=== Task instructions ===
You are asked to filter the data below and copy every line holding "diagnoses".

=== Input ===
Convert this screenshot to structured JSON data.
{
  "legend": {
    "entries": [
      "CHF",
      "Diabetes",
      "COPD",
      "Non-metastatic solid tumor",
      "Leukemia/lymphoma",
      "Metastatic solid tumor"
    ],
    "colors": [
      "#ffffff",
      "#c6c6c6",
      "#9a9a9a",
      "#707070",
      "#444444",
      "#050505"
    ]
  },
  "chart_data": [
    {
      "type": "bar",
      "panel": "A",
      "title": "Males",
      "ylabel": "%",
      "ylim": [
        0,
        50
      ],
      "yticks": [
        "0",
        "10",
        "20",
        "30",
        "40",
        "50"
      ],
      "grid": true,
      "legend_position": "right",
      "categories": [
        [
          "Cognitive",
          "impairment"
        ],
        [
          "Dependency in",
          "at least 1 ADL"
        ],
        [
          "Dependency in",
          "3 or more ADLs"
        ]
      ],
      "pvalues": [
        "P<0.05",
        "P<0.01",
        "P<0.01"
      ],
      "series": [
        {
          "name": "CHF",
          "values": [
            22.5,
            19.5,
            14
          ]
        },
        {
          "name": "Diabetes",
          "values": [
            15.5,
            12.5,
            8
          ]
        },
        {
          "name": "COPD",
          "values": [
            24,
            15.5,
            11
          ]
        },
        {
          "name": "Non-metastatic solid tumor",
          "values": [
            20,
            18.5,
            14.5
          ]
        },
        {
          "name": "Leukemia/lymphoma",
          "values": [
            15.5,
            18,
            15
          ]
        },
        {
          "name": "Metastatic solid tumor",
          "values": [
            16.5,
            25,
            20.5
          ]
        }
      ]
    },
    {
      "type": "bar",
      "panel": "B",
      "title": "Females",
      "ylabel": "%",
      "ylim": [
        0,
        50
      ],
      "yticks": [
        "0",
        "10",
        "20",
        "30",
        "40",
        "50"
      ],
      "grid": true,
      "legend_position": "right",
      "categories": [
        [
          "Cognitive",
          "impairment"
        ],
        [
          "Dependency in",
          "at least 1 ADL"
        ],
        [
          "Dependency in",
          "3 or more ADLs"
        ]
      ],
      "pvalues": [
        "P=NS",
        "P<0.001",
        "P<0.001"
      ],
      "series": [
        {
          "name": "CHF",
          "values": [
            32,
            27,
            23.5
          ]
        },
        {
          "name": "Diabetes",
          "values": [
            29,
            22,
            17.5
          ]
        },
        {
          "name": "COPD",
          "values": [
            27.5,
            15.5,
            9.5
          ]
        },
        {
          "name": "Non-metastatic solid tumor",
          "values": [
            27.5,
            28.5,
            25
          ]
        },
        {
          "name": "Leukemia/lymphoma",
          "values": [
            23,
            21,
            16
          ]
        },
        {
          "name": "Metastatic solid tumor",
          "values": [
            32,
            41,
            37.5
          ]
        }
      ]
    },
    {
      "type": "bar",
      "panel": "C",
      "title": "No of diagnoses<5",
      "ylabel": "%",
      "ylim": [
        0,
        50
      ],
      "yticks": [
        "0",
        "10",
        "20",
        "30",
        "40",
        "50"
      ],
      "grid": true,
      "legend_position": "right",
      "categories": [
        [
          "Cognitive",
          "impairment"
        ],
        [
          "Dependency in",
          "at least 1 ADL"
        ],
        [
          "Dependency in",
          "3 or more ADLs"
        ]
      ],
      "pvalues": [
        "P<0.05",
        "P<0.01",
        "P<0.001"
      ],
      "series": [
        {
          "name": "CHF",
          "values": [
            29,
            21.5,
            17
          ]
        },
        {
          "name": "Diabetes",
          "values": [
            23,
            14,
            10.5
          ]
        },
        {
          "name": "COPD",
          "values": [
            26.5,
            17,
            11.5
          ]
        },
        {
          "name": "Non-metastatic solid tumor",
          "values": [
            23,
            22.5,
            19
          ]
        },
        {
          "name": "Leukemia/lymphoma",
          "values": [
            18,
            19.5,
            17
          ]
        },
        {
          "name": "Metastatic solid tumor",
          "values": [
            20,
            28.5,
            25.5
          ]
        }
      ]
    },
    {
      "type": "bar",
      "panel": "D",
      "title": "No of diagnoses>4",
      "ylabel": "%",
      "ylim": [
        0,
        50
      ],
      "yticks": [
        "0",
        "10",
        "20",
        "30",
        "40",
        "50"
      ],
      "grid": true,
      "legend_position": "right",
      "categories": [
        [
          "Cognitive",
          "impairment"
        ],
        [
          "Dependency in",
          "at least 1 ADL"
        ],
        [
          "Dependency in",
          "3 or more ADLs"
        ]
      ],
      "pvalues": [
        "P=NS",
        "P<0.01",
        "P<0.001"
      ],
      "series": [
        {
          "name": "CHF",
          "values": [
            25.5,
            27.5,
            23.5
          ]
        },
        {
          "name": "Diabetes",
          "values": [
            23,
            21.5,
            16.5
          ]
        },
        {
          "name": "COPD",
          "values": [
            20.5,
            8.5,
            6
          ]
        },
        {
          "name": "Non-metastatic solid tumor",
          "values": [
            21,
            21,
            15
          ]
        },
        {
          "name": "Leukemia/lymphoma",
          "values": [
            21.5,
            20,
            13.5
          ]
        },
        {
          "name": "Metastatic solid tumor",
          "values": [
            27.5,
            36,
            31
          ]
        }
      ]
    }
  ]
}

---

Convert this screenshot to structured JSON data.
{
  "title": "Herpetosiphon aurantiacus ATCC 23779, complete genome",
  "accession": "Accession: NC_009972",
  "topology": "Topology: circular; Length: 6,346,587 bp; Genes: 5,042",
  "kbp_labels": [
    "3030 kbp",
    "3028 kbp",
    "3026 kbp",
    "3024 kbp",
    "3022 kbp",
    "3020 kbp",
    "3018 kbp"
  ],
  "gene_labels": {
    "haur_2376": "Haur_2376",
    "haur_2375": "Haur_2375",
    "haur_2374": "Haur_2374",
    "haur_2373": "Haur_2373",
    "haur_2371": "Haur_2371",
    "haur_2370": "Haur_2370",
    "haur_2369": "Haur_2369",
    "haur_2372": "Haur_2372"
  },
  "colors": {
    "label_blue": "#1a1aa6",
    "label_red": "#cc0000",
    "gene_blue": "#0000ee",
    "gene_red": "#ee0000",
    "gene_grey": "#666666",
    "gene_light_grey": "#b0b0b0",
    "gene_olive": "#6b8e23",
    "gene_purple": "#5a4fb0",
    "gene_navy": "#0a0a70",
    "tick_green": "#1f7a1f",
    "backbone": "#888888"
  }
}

=== Output ===
      "title": "No of diagnoses<5",
      "title": "No of diagnoses>4",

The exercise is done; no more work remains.